**What you need to do:** Bring together all lines of the material below that contain the string "REGAL".

Entries from a visual dataset:
%%

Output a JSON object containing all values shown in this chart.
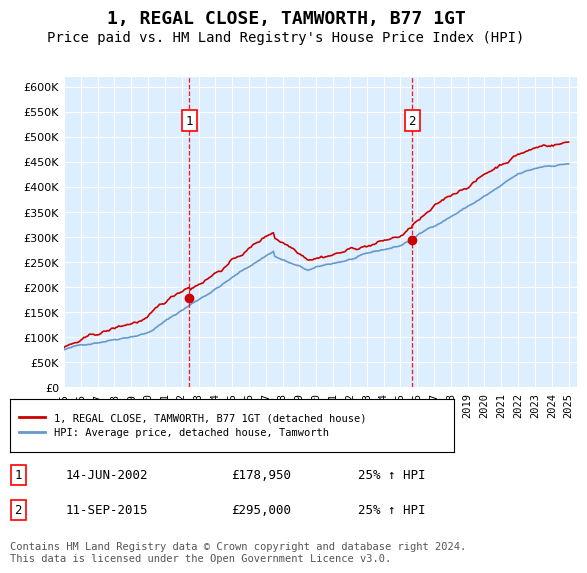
{
  "title": "1, REGAL CLOSE, TAMWORTH, B77 1GT",
  "subtitle": "Price paid vs. HM Land Registry's House Price Index (HPI)",
  "ylim": [
    0,
    620000
  ],
  "yticks": [
    0,
    50000,
    100000,
    150000,
    200000,
    250000,
    300000,
    350000,
    400000,
    450000,
    500000,
    550000,
    600000
  ],
  "xlim_start": 1995.0,
  "xlim_end": 2025.5,
  "xtick_years": [
    1995,
    1996,
    1997,
    1998,
    1999,
    2000,
    2001,
    2002,
    2003,
    2004,
    2005,
    2006,
    2007,
    2008,
    2009,
    2010,
    2011,
    2012,
    2013,
    2014,
    2015,
    2016,
    2017,
    2018,
    2019,
    2020,
    2021,
    2022,
    2023,
    2024,
    2025
  ],
  "sale1_x": 2002.45,
  "sale1_y": 178950,
  "sale1_label": "1",
  "sale1_date": "14-JUN-2002",
  "sale1_price": "£178,950",
  "sale1_hpi": "25% ↑ HPI",
  "sale2_x": 2015.7,
  "sale2_y": 295000,
  "sale2_label": "2",
  "sale2_date": "11-SEP-2015",
  "sale2_price": "£295,000",
  "sale2_hpi": "25% ↑ HPI",
  "line_color_red": "#cc0000",
  "line_color_blue": "#6699cc",
  "dot_color_red": "#cc0000",
  "plot_bg": "#ddeeff",
  "legend_label_red": "1, REGAL CLOSE, TAMWORTH, B77 1GT (detached house)",
  "legend_label_blue": "HPI: Average price, detached house, Tamworth",
  "footer": "Contains HM Land Registry data © Crown copyright and database right 2024.\nThis data is licensed under the Open Government Licence v3.0.",
  "title_fontsize": 13,
  "subtitle_fontsize": 10,
  "note_fontsize": 7.5
}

%%

**Completed task:**
  "title": "1, REGAL CLOSE, TAMWORTH, B77 1GT",
  "legend_label_red": "1, REGAL CLOSE, TAMWORTH, B77 1GT (detached house)",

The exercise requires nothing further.